→ **DIRECTIONS FOR THIS TASK**: Gather every line in the records below that contains the word "Przedsięwzięcia".

→ **SUPPLIED MATERIAL**:
----
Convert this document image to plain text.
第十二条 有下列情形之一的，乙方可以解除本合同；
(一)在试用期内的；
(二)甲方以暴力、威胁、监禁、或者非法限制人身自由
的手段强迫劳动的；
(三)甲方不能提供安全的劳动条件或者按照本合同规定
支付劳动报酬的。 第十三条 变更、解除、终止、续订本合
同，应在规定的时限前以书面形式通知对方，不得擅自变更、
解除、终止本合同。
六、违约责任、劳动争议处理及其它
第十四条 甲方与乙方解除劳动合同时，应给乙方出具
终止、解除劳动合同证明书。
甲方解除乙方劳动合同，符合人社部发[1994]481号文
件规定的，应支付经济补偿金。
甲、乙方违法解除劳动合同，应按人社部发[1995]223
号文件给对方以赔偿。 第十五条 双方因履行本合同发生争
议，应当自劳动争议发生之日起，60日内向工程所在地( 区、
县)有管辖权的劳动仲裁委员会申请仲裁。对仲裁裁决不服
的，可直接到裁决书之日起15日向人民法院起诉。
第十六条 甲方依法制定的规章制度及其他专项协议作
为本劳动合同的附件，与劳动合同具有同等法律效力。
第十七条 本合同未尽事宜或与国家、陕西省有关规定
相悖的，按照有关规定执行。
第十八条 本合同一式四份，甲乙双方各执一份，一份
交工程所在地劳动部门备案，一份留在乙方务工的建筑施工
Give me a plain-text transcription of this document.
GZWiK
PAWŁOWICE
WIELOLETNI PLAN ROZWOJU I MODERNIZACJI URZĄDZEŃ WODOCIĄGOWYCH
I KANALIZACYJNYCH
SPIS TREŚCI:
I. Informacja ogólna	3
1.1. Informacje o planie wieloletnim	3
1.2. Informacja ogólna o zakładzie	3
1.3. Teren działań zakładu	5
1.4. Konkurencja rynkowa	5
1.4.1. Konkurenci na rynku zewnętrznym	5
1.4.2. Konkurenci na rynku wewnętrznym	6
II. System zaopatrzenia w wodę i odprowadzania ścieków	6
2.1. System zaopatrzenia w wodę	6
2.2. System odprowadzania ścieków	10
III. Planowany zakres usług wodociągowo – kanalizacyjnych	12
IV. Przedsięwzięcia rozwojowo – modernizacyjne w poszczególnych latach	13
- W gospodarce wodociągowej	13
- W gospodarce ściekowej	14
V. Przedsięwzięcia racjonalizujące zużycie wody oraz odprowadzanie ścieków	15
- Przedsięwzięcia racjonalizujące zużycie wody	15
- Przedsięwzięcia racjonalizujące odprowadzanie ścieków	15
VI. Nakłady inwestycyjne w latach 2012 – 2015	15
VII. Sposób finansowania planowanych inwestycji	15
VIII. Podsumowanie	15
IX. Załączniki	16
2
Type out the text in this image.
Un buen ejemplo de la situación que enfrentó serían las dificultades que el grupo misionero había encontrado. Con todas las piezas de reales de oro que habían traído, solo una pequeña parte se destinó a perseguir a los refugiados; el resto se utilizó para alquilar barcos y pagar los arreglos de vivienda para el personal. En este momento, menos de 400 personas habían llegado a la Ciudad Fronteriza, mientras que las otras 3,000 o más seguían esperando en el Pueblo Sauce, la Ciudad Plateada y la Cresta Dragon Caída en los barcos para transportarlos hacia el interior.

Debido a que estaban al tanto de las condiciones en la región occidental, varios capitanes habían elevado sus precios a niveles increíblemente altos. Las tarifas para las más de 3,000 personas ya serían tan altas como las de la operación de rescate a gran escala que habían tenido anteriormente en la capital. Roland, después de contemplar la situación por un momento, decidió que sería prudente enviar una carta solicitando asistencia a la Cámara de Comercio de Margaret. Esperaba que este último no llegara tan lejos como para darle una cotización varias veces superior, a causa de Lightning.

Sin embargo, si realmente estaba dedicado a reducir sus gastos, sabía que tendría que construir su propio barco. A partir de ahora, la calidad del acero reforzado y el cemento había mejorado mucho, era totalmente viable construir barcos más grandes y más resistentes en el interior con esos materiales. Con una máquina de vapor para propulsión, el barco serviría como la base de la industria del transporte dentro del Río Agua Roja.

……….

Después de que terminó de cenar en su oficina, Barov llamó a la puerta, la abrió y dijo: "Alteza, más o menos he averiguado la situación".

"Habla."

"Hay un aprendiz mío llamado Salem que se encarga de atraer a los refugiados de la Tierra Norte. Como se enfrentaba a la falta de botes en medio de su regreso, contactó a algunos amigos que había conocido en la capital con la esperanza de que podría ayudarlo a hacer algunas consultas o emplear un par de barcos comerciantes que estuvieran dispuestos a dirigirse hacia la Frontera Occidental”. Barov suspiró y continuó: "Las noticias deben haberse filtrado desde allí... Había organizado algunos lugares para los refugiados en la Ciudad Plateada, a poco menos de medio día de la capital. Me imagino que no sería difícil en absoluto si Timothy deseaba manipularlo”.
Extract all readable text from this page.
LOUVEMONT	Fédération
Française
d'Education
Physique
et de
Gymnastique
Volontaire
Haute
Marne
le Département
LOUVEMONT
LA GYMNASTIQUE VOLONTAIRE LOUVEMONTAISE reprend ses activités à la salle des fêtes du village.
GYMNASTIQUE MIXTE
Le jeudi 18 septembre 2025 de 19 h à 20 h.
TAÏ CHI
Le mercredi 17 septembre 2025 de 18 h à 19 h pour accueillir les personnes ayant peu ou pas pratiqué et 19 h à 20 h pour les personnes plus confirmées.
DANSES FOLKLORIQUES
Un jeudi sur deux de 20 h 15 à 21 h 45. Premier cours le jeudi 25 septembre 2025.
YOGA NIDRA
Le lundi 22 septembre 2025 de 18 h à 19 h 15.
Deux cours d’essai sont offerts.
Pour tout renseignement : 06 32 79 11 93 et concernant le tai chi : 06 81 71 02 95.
----
→ **WORKED ANSWER**:
IV. Przedsięwzięcia rozwojowo – modernizacyjne w poszczególnych latach	13
V. Przedsięwzięcia racjonalizujące zużycie wody oraz odprowadzanie ścieków	15
- Przedsięwzięcia racjonalizujące zużycie wody	15
- Przedsięwzięcia racjonalizujące odprowadzanie ścieków	15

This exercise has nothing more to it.